§ Brief: Present every line in which the string "data" appears.

§ Information provided:
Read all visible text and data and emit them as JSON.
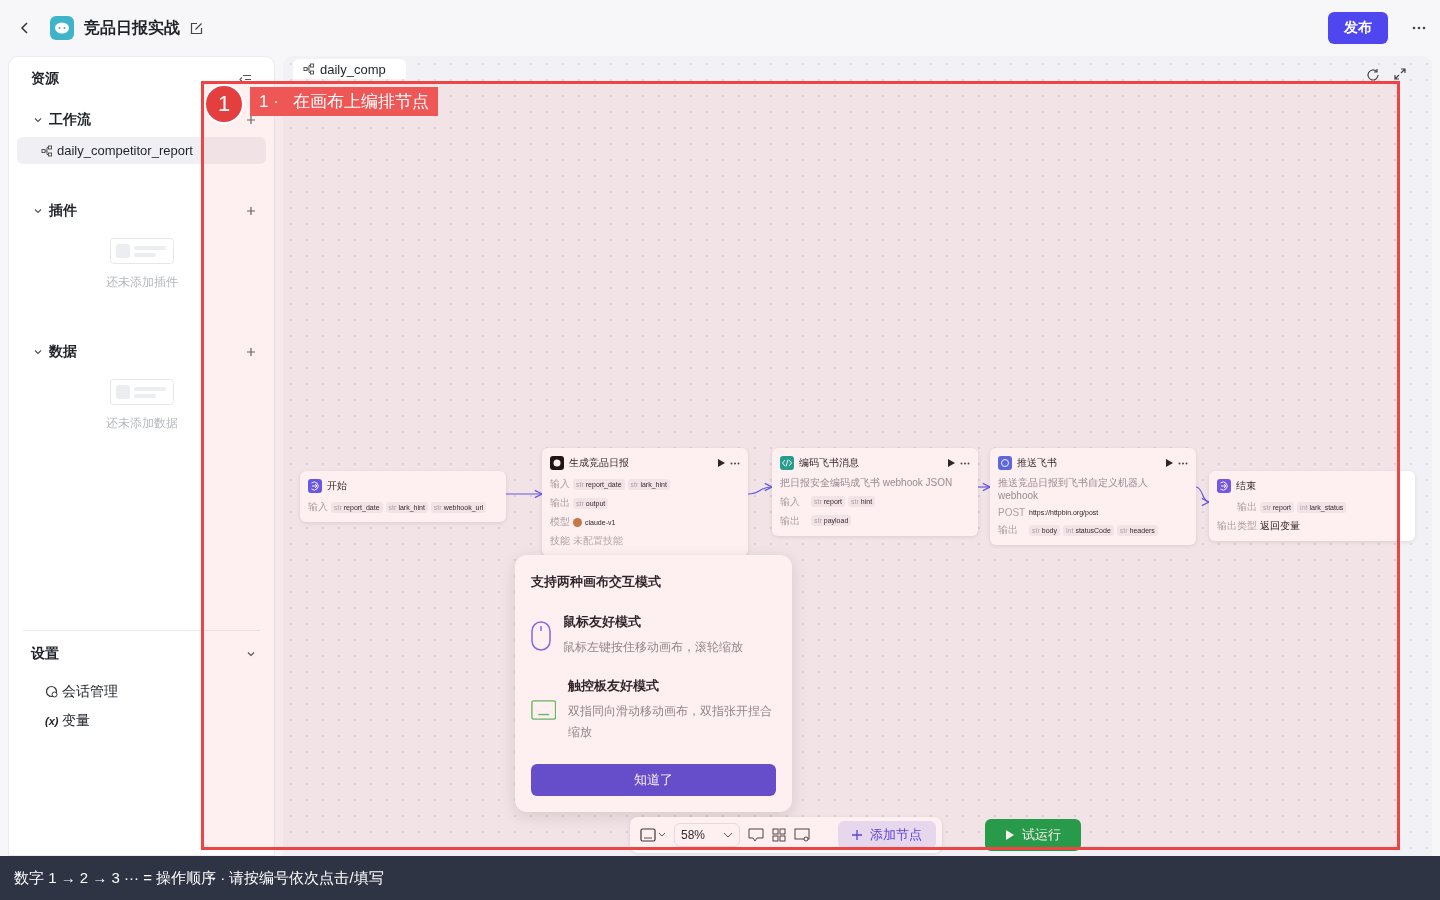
{
  "header": {
    "title": "竞品日报实战",
    "publish": "发布"
  },
  "sidebar": {
    "title": "资源",
    "sections": [
      {
        "label": "工作流",
        "expanded": true,
        "items": [
          {
            "label": "daily_competitor_report",
            "selected": true
          }
        ]
      },
      {
        "label": "插件",
        "expanded": true,
        "empty": "还未添加插件"
      },
      {
        "label": "数据",
        "expanded": true,
        "empty": "还未添加数据"
      }
    ],
    "settings": {
      "label": "设置",
      "expanded": true,
      "items": [
        {
          "kind": "session",
          "label": "会话管理"
        },
        {
          "kind": "variable",
          "glyph": "(x)",
          "label": "变量"
        }
      ]
    }
  },
  "canvas": {
    "tab": "daily_comp",
    "nodes": [
      {
        "kind": "start",
        "title": "开始",
        "rows": [
          {
            "kind": "params",
            "label": "输入",
            "params": [
              {
                "type": "str",
                "name": "report_date"
              },
              {
                "type": "str",
                "name": "lark_hint"
              },
              {
                "type": "str",
                "name": "webhook_url"
              }
            ]
          }
        ]
      },
      {
        "kind": "llm",
        "title": "生成竞品日报",
        "rows": [
          {
            "kind": "params",
            "label": "输入",
            "params": [
              {
                "type": "str",
                "name": "report_date"
              },
              {
                "type": "str",
                "name": "lark_hint"
              }
            ]
          },
          {
            "kind": "params",
            "label": "输出",
            "params": [
              {
                "type": "str",
                "name": "output"
              }
            ]
          },
          {
            "kind": "model",
            "label": "模型",
            "value": "claude-v1"
          },
          {
            "kind": "muted",
            "label": "技能",
            "value": "未配置技能"
          }
        ]
      },
      {
        "kind": "code",
        "title": "编码飞书消息",
        "description": "把日报安全编码成飞书 webhook JSON",
        "rows": [
          {
            "kind": "params",
            "label": "输入",
            "params": [
              {
                "type": "str",
                "name": "report"
              },
              {
                "type": "str",
                "name": "hint"
              }
            ]
          },
          {
            "kind": "params",
            "label": "输出",
            "params": [
              {
                "type": "str",
                "name": "payload"
              }
            ]
          }
        ]
      },
      {
        "kind": "http",
        "title": "推送飞书",
        "description": "推送竞品日报到飞书自定义机器人 webhook",
        "rows": [
          {
            "kind": "value",
            "label": "POST",
            "value": "https://httpbin.org/post"
          },
          {
            "kind": "params",
            "label": "输出",
            "params": [
              {
                "type": "str",
                "name": "body"
              },
              {
                "type": "int",
                "name": "statusCode"
              },
              {
                "type": "str",
                "name": "headers"
              }
            ]
          }
        ]
      },
      {
        "kind": "end",
        "title": "结束",
        "rows": [
          {
            "kind": "params",
            "label": "输出",
            "params": [
              {
                "type": "str",
                "name": "report"
              },
              {
                "type": "int",
                "name": "lark_status"
              }
            ]
          },
          {
            "kind": "value",
            "label": "输出类型",
            "value": "返回变量"
          }
        ]
      }
    ],
    "popup": {
      "title": "支持两种画布交互模式",
      "modes": [
        {
          "kind": "mouse",
          "title": "鼠标友好模式",
          "description": "鼠标左键按住移动画布，滚轮缩放"
        },
        {
          "kind": "trackpad",
          "title": "触控板友好模式",
          "description": "双指同向滑动移动画布，双指张开捏合缩放"
        }
      ],
      "button": "知道了"
    },
    "toolbar": {
      "zoom": "58%",
      "add": "添加节点",
      "run": "试运行"
    }
  },
  "annotation": {
    "step": "1",
    "label": "1 ·   在画布上编排节点"
  },
  "guide_bar": "数字 1 → 2 → 3 ··· = 操作顺序 ·   请按编号依次点击/填写"
}
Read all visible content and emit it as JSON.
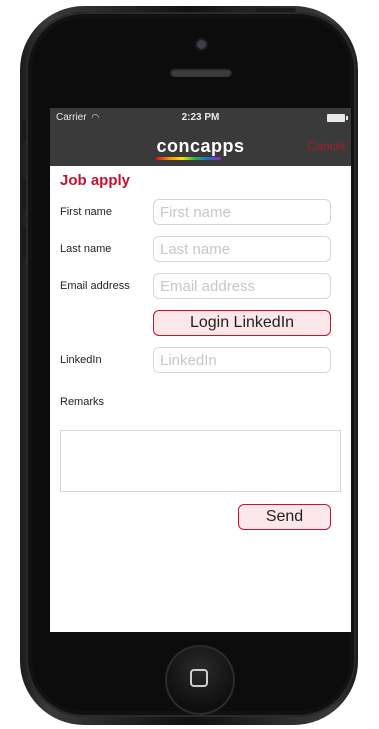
{
  "status_bar": {
    "carrier": "Carrier",
    "time": "2:23 PM"
  },
  "nav": {
    "logo": "concapps",
    "cancel": "Cancel"
  },
  "form": {
    "title": "Job apply",
    "first_name": {
      "label": "First name",
      "placeholder": "First name"
    },
    "last_name": {
      "label": "Last name",
      "placeholder": "Last name"
    },
    "email": {
      "label": "Email address",
      "placeholder": "Email address"
    },
    "login_linkedin_label": "Login LinkedIn",
    "linkedin": {
      "label": "LinkedIn",
      "placeholder": "LinkedIn"
    },
    "remarks": {
      "label": "Remarks"
    },
    "send_label": "Send"
  },
  "colors": {
    "accent": "#c4122f",
    "nav_background": "#3a3a3a",
    "button_fill": "#fbe6ea"
  }
}
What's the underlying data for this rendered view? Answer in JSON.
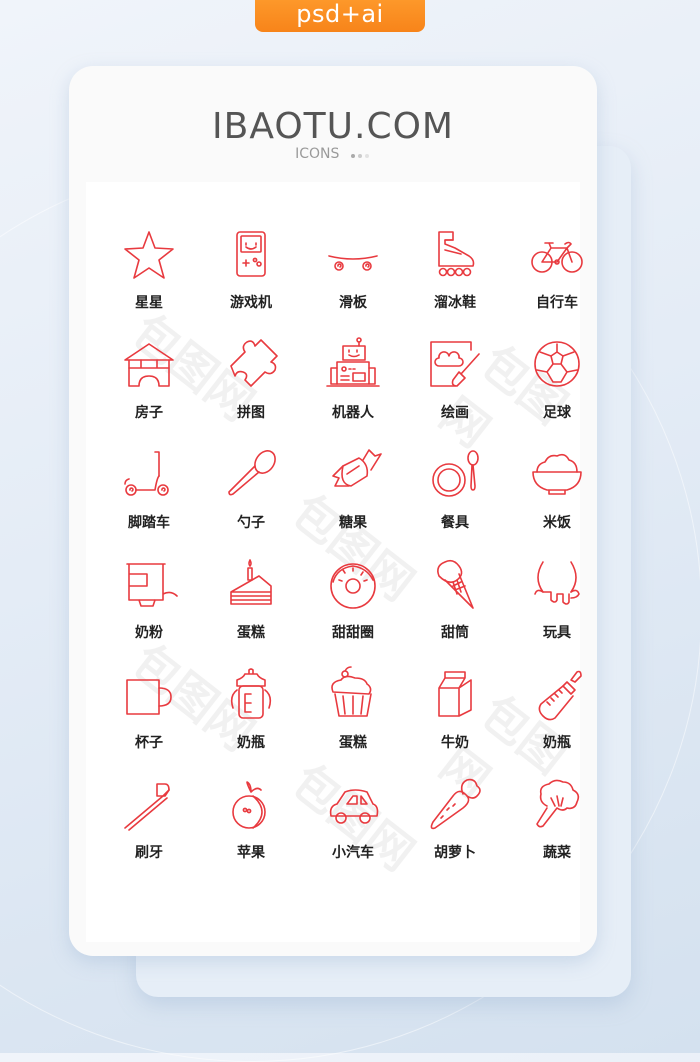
{
  "badge": {
    "label": "psd+ai",
    "color": "#f7881f"
  },
  "brand": {
    "title": "IBAOTU.COM",
    "subtitle": "ICONS"
  },
  "stroke_color": "#e83a3f",
  "watermark": "包图网",
  "icons": [
    {
      "icon": "star-icon",
      "label": "星星"
    },
    {
      "icon": "game-console-icon",
      "label": "游戏机"
    },
    {
      "icon": "skateboard-icon",
      "label": "滑板"
    },
    {
      "icon": "roller-skate-icon",
      "label": "溜冰鞋"
    },
    {
      "icon": "bicycle-icon",
      "label": "自行车"
    },
    {
      "icon": "house-icon",
      "label": "房子"
    },
    {
      "icon": "puzzle-icon",
      "label": "拼图"
    },
    {
      "icon": "robot-icon",
      "label": "机器人"
    },
    {
      "icon": "painting-icon",
      "label": "绘画"
    },
    {
      "icon": "football-icon",
      "label": "足球"
    },
    {
      "icon": "scooter-icon",
      "label": "脚踏车"
    },
    {
      "icon": "spoon-icon",
      "label": "勺子"
    },
    {
      "icon": "candy-icon",
      "label": "糖果"
    },
    {
      "icon": "tableware-icon",
      "label": "餐具"
    },
    {
      "icon": "rice-bowl-icon",
      "label": "米饭"
    },
    {
      "icon": "milk-powder-icon",
      "label": "奶粉"
    },
    {
      "icon": "cake-slice-icon",
      "label": "蛋糕"
    },
    {
      "icon": "donut-icon",
      "label": "甜甜圈"
    },
    {
      "icon": "ice-cream-cone-icon",
      "label": "甜筒"
    },
    {
      "icon": "udder-icon",
      "label": "玩具"
    },
    {
      "icon": "mug-icon",
      "label": "杯子"
    },
    {
      "icon": "feeding-bottle-icon",
      "label": "奶瓶"
    },
    {
      "icon": "cupcake-icon",
      "label": "蛋糕"
    },
    {
      "icon": "milk-carton-icon",
      "label": "牛奶"
    },
    {
      "icon": "baby-bottle-icon",
      "label": "奶瓶"
    },
    {
      "icon": "toothbrush-icon",
      "label": "刷牙"
    },
    {
      "icon": "apple-icon",
      "label": "苹果"
    },
    {
      "icon": "toy-car-icon",
      "label": "小汽车"
    },
    {
      "icon": "carrot-icon",
      "label": "胡萝卜"
    },
    {
      "icon": "broccoli-icon",
      "label": "蔬菜"
    }
  ]
}
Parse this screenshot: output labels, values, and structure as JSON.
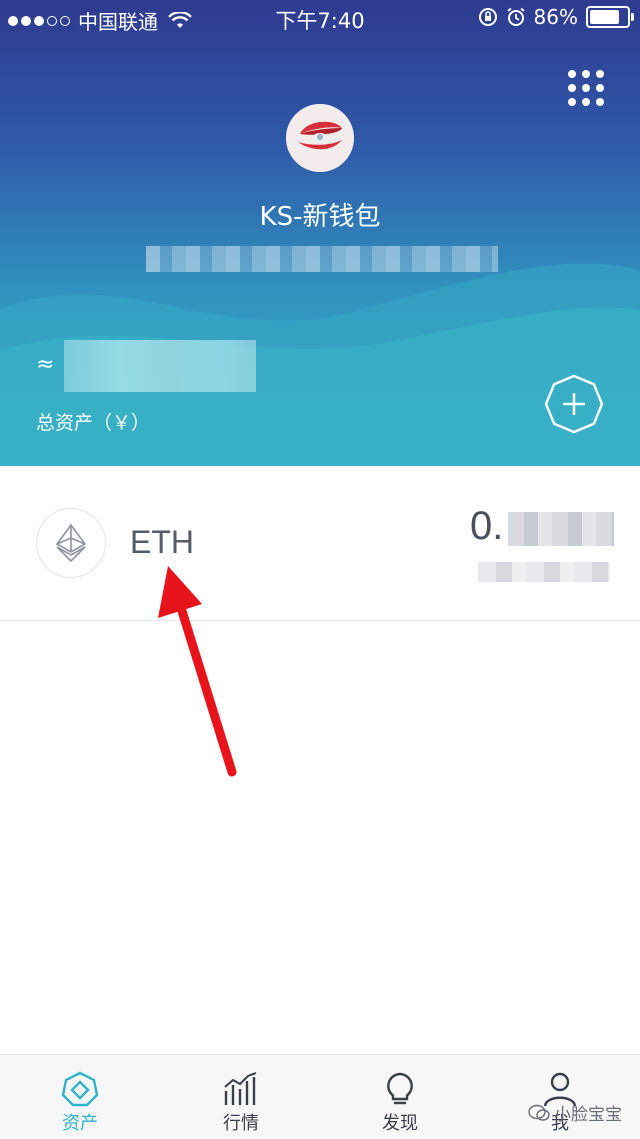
{
  "status_bar": {
    "carrier": "中国联通",
    "time": "下午7:40",
    "battery": "86%",
    "battery_level": 0.86
  },
  "wallet": {
    "name": "KS-新钱包",
    "approx_symbol": "≈",
    "total_label": "总资产（￥）"
  },
  "assets": [
    {
      "symbol": "ETH",
      "amount_visible": "0."
    }
  ],
  "tabs": [
    {
      "label": "资产",
      "icon": "diamond-icon",
      "active": true
    },
    {
      "label": "行情",
      "icon": "chart-bars-icon",
      "active": false
    },
    {
      "label": "发现",
      "icon": "lightbulb-icon",
      "active": false
    },
    {
      "label": "我",
      "icon": "person-icon",
      "active": false
    }
  ],
  "watermark": "小脸宝宝",
  "colors": {
    "header_top": "#2f3a8f",
    "header_bottom": "#38b3c6",
    "accent": "#2fb3c6",
    "arrow": "#e8141b"
  }
}
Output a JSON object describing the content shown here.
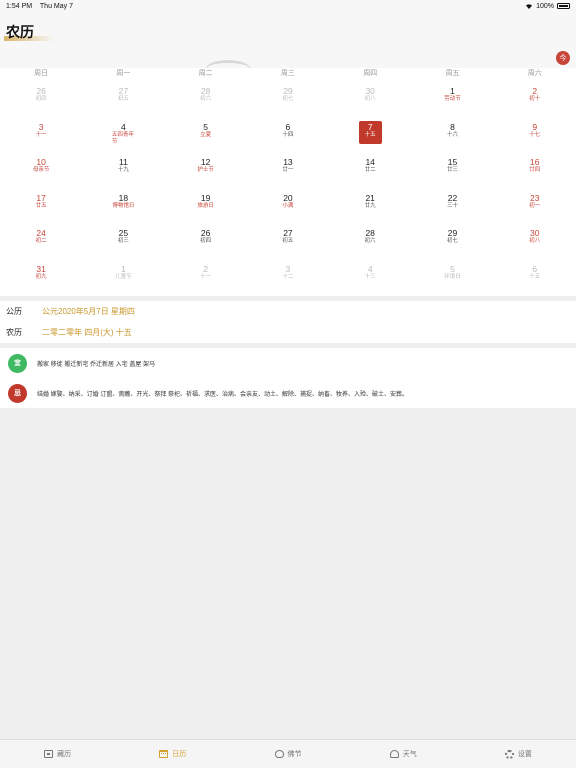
{
  "status_bar": {
    "time": "1:54 PM",
    "date": "Thu May 7",
    "battery": "100%"
  },
  "header": {
    "title": "农历",
    "today_label": "今"
  },
  "weekdays": [
    "周日",
    "周一",
    "周二",
    "周三",
    "周四",
    "周五",
    "周六"
  ],
  "days": [
    {
      "n": "26",
      "l": "初四",
      "t": "other"
    },
    {
      "n": "27",
      "l": "初五",
      "t": "other"
    },
    {
      "n": "28",
      "l": "初六",
      "t": "other"
    },
    {
      "n": "29",
      "l": "初七",
      "t": "other"
    },
    {
      "n": "30",
      "l": "初八",
      "t": "other"
    },
    {
      "n": "1",
      "l": "劳动节",
      "t": "festival"
    },
    {
      "n": "2",
      "l": "初十",
      "t": "weekend"
    },
    {
      "n": "3",
      "l": "十一",
      "t": "weekend"
    },
    {
      "n": "4",
      "l": "五四青年节",
      "t": "festival"
    },
    {
      "n": "5",
      "l": "立夏",
      "t": "festival"
    },
    {
      "n": "6",
      "l": "十四",
      "t": ""
    },
    {
      "n": "7",
      "l": "十五",
      "t": "today"
    },
    {
      "n": "8",
      "l": "十六",
      "t": ""
    },
    {
      "n": "9",
      "l": "十七",
      "t": "weekend"
    },
    {
      "n": "10",
      "l": "母亲节",
      "t": "weekend"
    },
    {
      "n": "11",
      "l": "十九",
      "t": ""
    },
    {
      "n": "12",
      "l": "护士节",
      "t": "festival"
    },
    {
      "n": "13",
      "l": "廿一",
      "t": ""
    },
    {
      "n": "14",
      "l": "廿二",
      "t": ""
    },
    {
      "n": "15",
      "l": "廿三",
      "t": ""
    },
    {
      "n": "16",
      "l": "廿四",
      "t": "weekend"
    },
    {
      "n": "17",
      "l": "廿五",
      "t": "weekend"
    },
    {
      "n": "18",
      "l": "博物馆日",
      "t": "festival"
    },
    {
      "n": "19",
      "l": "旅游日",
      "t": "festival"
    },
    {
      "n": "20",
      "l": "小满",
      "t": "festival"
    },
    {
      "n": "21",
      "l": "廿九",
      "t": ""
    },
    {
      "n": "22",
      "l": "三十",
      "t": ""
    },
    {
      "n": "23",
      "l": "初一",
      "t": "weekend"
    },
    {
      "n": "24",
      "l": "初二",
      "t": "weekend"
    },
    {
      "n": "25",
      "l": "初三",
      "t": ""
    },
    {
      "n": "26",
      "l": "初四",
      "t": ""
    },
    {
      "n": "27",
      "l": "初五",
      "t": ""
    },
    {
      "n": "28",
      "l": "初六",
      "t": ""
    },
    {
      "n": "29",
      "l": "初七",
      "t": ""
    },
    {
      "n": "30",
      "l": "初八",
      "t": "weekend"
    },
    {
      "n": "31",
      "l": "初九",
      "t": "weekend"
    },
    {
      "n": "1",
      "l": "儿童节",
      "t": "other festival"
    },
    {
      "n": "2",
      "l": "十一",
      "t": "other"
    },
    {
      "n": "3",
      "l": "十二",
      "t": "other"
    },
    {
      "n": "4",
      "l": "十三",
      "t": "other"
    },
    {
      "n": "5",
      "l": "环境日",
      "t": "other festival"
    },
    {
      "n": "6",
      "l": "十五",
      "t": "other"
    }
  ],
  "info": {
    "solar_label": "公历",
    "solar_value": "公元2020年5月7日 星期四",
    "lunar_label": "农历",
    "lunar_value": "二零二零年 四月(大) 十五"
  },
  "advice": {
    "yi_label": "宜",
    "yi_text": "搬家 移徙 搬迁新宅 乔迁新居 入宅 盖屋 架马",
    "ji_label": "忌",
    "ji_text": "结婚 嫁娶、纳采、订婚 订盟、斋醮、开光、祭拜 祭祀、祈福、求医、治病、会亲友、动土、解除、捕捉、纳畜、牧养、入殓、破土、安葬。"
  },
  "tabs": [
    {
      "label": "藏历",
      "icon": "box-icon"
    },
    {
      "label": "日历",
      "icon": "calendar-icon"
    },
    {
      "label": "佛节",
      "icon": "buddha-icon"
    },
    {
      "label": "天气",
      "icon": "weather-icon"
    },
    {
      "label": "设置",
      "icon": "gear-icon"
    }
  ],
  "colors": {
    "accent": "#d4a030",
    "red": "#c0392b",
    "green": "#3fb862"
  }
}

§ Response to the exercise:
Read all visible text and data and emit them as JSON.
What's the underlying data for this rendered view? Answer in JSON.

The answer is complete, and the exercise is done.